Tell how many lines have the string "length" in them, and write nothing besides the number.
[start]
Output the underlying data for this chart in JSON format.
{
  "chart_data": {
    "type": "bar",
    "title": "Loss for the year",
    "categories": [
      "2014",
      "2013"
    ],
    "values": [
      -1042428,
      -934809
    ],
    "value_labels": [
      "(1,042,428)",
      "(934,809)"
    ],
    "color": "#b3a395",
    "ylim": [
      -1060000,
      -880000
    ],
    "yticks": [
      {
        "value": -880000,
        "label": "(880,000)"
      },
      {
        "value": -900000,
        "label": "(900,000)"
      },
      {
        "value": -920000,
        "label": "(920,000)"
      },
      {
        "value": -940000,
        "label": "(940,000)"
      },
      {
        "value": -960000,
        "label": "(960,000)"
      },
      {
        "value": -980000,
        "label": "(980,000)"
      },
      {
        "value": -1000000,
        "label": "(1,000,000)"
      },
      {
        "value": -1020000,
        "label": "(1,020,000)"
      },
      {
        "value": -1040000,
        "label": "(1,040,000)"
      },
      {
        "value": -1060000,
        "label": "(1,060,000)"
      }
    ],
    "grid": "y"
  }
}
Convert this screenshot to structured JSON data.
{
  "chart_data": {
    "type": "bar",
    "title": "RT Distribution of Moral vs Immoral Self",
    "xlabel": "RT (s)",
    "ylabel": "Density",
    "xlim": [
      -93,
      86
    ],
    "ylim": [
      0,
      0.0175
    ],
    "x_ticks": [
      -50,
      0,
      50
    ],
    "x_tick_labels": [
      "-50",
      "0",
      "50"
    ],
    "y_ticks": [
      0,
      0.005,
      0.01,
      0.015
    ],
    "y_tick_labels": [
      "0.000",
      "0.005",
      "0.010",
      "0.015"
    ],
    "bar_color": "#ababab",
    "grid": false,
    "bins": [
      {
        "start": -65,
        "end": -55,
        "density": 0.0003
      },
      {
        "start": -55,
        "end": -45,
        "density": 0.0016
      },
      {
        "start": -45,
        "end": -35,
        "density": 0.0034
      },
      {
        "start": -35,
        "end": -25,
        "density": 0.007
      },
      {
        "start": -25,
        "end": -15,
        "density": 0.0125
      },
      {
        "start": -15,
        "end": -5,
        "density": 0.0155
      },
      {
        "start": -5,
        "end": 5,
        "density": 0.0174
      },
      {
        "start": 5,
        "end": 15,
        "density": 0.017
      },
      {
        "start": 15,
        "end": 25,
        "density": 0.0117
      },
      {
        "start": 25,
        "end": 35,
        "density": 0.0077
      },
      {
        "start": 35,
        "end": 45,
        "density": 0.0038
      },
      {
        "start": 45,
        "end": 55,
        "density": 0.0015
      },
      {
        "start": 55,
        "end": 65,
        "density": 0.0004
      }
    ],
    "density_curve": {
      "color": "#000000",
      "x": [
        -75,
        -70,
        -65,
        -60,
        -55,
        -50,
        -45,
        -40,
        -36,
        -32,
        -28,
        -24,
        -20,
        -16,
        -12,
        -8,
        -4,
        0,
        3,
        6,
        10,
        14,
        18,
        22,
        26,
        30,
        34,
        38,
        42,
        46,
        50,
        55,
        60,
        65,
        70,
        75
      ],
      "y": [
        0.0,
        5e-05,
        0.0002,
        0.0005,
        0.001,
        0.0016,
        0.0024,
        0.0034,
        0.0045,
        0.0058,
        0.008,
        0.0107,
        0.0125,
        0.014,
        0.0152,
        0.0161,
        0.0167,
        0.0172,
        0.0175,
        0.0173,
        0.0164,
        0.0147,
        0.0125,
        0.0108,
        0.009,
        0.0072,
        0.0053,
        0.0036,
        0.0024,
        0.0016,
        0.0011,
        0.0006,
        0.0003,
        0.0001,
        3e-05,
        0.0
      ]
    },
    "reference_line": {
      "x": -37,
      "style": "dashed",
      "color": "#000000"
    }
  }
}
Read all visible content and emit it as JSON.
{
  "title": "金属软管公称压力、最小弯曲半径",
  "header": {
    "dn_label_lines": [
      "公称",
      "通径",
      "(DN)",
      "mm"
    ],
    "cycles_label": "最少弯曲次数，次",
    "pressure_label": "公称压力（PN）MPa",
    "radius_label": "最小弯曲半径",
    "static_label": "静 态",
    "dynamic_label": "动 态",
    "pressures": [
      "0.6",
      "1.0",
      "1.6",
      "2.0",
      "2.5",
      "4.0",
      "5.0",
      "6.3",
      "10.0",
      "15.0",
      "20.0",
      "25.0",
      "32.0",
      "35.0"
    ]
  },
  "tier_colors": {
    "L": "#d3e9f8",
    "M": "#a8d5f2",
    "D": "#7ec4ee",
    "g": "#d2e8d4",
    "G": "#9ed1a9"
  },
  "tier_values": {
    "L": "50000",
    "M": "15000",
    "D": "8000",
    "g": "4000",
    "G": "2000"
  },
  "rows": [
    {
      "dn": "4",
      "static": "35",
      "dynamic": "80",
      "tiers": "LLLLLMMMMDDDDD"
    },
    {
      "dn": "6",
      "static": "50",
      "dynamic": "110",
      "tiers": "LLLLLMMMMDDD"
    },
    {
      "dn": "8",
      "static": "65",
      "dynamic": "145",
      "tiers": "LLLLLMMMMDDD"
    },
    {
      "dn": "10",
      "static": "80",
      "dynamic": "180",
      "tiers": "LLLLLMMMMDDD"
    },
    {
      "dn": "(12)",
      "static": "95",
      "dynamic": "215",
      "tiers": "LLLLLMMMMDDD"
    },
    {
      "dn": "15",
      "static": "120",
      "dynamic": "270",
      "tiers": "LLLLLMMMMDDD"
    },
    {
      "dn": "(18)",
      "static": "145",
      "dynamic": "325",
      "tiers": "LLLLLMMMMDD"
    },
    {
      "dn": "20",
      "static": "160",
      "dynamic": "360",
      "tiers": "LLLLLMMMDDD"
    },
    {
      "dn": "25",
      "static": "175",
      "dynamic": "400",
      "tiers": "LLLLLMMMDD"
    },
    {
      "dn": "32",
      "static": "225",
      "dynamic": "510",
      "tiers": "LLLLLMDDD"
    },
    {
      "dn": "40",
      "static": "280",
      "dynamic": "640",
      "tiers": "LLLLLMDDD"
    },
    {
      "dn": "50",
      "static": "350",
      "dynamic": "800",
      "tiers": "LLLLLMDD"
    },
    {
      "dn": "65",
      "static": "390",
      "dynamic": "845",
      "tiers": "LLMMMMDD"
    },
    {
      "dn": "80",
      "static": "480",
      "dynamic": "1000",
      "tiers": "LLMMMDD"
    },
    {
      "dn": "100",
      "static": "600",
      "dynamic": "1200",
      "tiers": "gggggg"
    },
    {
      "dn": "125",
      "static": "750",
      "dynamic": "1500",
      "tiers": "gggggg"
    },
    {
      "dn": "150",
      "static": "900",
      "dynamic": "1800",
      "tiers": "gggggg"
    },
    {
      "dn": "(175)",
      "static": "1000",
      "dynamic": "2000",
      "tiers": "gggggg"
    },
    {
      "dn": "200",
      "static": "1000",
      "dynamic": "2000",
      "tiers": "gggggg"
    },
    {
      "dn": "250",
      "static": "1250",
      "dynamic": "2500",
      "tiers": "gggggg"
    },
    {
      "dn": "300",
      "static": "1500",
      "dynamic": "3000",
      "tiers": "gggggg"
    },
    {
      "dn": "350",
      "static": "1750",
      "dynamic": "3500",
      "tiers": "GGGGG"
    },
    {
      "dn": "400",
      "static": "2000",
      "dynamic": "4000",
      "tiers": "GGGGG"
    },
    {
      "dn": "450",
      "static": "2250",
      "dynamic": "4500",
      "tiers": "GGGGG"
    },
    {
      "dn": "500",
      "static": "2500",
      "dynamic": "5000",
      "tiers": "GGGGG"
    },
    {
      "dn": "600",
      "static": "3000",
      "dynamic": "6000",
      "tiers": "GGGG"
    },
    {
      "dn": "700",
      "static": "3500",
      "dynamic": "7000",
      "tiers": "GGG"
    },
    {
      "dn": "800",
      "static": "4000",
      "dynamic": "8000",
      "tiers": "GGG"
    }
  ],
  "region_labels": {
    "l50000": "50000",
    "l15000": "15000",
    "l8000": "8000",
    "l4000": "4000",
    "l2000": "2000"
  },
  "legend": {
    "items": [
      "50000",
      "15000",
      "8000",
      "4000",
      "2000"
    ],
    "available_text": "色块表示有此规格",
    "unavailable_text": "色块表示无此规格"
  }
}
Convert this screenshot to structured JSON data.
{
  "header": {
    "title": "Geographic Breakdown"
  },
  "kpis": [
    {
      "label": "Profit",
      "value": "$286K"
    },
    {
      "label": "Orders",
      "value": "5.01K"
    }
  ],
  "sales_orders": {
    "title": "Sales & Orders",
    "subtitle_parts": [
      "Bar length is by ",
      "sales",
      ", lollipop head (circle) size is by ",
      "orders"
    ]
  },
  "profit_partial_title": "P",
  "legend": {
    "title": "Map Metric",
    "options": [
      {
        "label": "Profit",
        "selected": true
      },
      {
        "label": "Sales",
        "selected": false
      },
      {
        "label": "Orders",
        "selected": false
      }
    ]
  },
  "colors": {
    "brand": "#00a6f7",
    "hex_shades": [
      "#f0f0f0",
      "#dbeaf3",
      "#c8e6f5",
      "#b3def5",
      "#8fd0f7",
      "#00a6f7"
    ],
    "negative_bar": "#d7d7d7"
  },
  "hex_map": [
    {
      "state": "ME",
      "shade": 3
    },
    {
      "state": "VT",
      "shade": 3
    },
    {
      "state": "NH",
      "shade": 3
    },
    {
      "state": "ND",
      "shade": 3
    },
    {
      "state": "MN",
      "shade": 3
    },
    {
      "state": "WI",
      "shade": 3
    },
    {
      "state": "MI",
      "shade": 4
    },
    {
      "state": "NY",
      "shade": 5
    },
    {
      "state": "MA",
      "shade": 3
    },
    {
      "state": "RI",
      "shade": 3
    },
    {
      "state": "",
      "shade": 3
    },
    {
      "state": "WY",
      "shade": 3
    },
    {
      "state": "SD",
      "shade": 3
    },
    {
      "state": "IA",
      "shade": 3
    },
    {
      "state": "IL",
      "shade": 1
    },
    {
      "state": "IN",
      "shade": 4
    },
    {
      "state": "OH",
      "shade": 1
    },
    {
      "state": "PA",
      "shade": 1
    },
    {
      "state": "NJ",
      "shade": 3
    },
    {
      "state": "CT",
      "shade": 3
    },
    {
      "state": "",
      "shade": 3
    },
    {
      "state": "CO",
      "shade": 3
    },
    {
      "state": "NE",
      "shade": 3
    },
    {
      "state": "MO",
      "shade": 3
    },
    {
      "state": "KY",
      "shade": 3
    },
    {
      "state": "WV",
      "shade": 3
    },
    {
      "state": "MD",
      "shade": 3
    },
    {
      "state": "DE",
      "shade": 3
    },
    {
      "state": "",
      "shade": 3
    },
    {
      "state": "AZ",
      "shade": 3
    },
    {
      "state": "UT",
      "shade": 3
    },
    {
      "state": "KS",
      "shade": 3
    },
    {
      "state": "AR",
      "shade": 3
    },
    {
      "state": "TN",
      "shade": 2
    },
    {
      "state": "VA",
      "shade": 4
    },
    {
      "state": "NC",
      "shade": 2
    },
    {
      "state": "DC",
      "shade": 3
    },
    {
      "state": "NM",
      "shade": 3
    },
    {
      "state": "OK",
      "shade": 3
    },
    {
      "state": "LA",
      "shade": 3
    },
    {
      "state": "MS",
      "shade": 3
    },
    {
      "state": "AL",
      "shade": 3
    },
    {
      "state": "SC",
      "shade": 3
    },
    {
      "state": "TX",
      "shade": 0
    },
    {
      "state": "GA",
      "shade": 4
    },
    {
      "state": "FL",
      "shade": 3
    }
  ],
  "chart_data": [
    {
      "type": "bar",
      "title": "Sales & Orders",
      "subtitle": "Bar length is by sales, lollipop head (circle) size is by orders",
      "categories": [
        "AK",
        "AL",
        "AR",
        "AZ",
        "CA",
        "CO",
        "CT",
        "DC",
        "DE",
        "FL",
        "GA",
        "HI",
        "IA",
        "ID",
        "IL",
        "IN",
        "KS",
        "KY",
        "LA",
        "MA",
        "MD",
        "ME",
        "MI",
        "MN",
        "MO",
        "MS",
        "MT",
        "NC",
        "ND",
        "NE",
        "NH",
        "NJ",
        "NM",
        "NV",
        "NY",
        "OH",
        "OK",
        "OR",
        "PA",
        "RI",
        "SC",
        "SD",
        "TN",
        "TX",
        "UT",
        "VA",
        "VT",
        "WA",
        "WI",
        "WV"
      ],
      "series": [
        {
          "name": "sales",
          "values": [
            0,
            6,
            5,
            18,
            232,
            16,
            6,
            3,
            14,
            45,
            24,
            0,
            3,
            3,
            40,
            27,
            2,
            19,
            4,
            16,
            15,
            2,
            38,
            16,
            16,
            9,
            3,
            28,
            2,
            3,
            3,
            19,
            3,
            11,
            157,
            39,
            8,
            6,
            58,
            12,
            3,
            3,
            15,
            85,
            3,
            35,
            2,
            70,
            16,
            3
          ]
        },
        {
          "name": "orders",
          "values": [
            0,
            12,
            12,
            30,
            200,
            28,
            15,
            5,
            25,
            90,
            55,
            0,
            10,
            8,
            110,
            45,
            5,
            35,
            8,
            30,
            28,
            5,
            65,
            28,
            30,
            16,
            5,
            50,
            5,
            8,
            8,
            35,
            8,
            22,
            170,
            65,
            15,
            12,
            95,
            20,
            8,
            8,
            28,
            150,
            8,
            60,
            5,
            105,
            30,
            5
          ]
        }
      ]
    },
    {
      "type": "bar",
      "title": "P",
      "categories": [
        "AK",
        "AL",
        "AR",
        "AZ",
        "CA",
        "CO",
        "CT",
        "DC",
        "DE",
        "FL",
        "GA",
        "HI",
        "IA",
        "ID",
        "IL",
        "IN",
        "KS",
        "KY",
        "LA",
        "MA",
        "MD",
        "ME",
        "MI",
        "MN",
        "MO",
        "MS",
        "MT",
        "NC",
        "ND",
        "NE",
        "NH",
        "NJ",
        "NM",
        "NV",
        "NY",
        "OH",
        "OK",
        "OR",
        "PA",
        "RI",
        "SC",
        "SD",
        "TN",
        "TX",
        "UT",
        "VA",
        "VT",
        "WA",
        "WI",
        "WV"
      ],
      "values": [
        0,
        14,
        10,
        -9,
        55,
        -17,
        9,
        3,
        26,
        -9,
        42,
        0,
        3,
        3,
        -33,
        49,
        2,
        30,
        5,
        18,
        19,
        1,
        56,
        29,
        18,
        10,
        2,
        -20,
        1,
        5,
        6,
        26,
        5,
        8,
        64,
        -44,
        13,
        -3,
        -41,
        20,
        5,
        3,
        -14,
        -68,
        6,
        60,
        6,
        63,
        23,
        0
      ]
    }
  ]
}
[end]
◆ SOLUTION TO THIS PROBLEM ◆
2